Task description:
Write only the number of lines holding the string "category".

Records to use:
— Start —
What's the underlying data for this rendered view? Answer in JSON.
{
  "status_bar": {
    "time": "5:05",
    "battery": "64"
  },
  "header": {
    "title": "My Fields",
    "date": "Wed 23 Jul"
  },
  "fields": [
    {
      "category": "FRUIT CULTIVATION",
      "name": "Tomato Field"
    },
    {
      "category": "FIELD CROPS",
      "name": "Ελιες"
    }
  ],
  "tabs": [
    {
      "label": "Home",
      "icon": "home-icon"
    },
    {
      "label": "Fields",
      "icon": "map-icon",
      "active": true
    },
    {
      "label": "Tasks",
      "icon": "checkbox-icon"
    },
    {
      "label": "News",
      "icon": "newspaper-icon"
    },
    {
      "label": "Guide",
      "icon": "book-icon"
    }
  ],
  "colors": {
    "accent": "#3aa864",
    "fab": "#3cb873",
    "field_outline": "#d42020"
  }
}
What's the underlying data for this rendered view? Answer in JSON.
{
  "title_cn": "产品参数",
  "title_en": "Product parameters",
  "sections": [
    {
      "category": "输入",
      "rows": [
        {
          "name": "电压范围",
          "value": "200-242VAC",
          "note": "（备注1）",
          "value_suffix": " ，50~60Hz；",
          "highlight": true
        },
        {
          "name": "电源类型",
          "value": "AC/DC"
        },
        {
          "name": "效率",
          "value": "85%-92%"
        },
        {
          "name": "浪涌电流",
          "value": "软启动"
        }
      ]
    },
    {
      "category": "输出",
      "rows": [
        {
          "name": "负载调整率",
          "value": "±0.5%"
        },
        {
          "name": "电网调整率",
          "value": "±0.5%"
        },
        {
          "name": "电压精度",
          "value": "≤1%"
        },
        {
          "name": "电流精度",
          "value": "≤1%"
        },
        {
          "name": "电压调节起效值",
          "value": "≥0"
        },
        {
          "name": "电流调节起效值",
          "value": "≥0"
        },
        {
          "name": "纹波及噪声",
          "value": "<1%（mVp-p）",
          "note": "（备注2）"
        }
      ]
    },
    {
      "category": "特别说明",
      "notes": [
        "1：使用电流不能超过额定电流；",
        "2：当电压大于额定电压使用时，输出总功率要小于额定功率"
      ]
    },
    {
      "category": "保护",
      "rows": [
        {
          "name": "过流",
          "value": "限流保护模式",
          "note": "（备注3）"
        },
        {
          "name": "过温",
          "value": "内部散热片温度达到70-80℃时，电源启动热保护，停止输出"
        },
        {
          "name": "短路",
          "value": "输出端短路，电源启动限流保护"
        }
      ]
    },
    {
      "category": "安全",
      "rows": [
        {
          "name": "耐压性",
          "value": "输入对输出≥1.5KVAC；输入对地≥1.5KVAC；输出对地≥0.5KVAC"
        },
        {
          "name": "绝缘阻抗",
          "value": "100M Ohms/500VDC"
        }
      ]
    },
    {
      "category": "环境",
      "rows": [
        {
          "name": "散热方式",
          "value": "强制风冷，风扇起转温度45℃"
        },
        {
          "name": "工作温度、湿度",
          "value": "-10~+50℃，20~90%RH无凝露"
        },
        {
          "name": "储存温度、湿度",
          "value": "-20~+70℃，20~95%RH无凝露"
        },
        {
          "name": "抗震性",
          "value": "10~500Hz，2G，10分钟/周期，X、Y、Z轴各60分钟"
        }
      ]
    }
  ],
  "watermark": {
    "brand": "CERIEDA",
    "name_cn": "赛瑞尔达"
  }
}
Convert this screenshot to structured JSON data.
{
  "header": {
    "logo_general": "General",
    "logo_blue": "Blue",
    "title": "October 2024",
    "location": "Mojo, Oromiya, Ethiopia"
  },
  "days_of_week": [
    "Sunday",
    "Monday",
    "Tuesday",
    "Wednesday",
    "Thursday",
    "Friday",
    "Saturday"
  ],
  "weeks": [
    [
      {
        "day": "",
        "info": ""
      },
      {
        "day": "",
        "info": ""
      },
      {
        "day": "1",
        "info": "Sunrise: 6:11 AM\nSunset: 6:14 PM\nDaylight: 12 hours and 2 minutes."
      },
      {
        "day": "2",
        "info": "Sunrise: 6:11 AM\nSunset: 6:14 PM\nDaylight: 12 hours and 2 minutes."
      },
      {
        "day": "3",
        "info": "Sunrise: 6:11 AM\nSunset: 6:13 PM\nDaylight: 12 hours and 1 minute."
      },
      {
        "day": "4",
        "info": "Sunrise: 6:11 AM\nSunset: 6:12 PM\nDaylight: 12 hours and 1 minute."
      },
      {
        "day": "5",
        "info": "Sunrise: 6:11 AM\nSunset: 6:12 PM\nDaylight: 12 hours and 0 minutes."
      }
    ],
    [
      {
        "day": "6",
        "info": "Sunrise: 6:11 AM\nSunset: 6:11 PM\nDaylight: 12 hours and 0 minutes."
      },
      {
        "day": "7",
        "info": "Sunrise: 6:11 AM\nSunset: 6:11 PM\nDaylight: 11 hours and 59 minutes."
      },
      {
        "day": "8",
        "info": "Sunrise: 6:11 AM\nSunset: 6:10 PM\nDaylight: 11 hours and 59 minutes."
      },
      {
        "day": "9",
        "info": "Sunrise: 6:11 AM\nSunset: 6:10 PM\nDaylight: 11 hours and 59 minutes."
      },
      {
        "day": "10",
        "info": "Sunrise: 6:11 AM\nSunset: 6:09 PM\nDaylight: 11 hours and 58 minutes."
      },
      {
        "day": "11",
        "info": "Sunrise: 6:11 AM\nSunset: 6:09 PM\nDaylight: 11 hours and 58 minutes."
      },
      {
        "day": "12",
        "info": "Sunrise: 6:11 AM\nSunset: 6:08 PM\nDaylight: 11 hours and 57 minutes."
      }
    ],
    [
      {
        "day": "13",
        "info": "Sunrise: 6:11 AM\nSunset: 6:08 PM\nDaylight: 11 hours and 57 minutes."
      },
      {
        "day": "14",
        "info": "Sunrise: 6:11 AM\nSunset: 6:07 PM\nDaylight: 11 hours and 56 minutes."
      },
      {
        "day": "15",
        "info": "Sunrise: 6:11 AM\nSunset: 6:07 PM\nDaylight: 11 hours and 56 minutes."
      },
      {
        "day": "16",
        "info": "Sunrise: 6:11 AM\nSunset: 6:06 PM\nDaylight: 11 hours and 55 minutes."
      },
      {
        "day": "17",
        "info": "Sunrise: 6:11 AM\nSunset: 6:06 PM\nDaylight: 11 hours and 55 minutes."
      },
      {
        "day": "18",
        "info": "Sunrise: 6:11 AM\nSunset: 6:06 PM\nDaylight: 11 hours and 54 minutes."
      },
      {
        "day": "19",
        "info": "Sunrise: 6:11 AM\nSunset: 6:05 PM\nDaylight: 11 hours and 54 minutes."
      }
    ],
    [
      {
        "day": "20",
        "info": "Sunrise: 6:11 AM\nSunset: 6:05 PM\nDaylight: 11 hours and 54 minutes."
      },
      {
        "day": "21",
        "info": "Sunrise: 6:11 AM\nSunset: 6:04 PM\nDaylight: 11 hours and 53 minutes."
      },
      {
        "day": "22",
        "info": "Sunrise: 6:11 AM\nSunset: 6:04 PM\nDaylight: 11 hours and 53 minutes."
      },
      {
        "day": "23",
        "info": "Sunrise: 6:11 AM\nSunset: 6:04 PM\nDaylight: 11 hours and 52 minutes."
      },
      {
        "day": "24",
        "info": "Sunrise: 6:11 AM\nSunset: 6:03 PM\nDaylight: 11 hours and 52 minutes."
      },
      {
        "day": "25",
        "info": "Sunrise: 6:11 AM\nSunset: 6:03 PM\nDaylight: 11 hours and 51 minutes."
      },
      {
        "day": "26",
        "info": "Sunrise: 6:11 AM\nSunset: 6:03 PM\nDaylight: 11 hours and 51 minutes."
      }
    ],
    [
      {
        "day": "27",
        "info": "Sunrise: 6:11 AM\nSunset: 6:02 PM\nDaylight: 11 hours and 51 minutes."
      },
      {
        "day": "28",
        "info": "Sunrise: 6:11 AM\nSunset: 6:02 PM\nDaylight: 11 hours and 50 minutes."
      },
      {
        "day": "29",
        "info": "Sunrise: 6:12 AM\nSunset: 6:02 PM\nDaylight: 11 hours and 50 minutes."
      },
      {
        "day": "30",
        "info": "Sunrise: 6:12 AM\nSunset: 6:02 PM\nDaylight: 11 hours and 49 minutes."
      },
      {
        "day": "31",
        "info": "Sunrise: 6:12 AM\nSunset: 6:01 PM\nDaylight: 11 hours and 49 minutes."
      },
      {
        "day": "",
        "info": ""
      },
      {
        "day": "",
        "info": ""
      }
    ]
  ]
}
— End —
Output:
8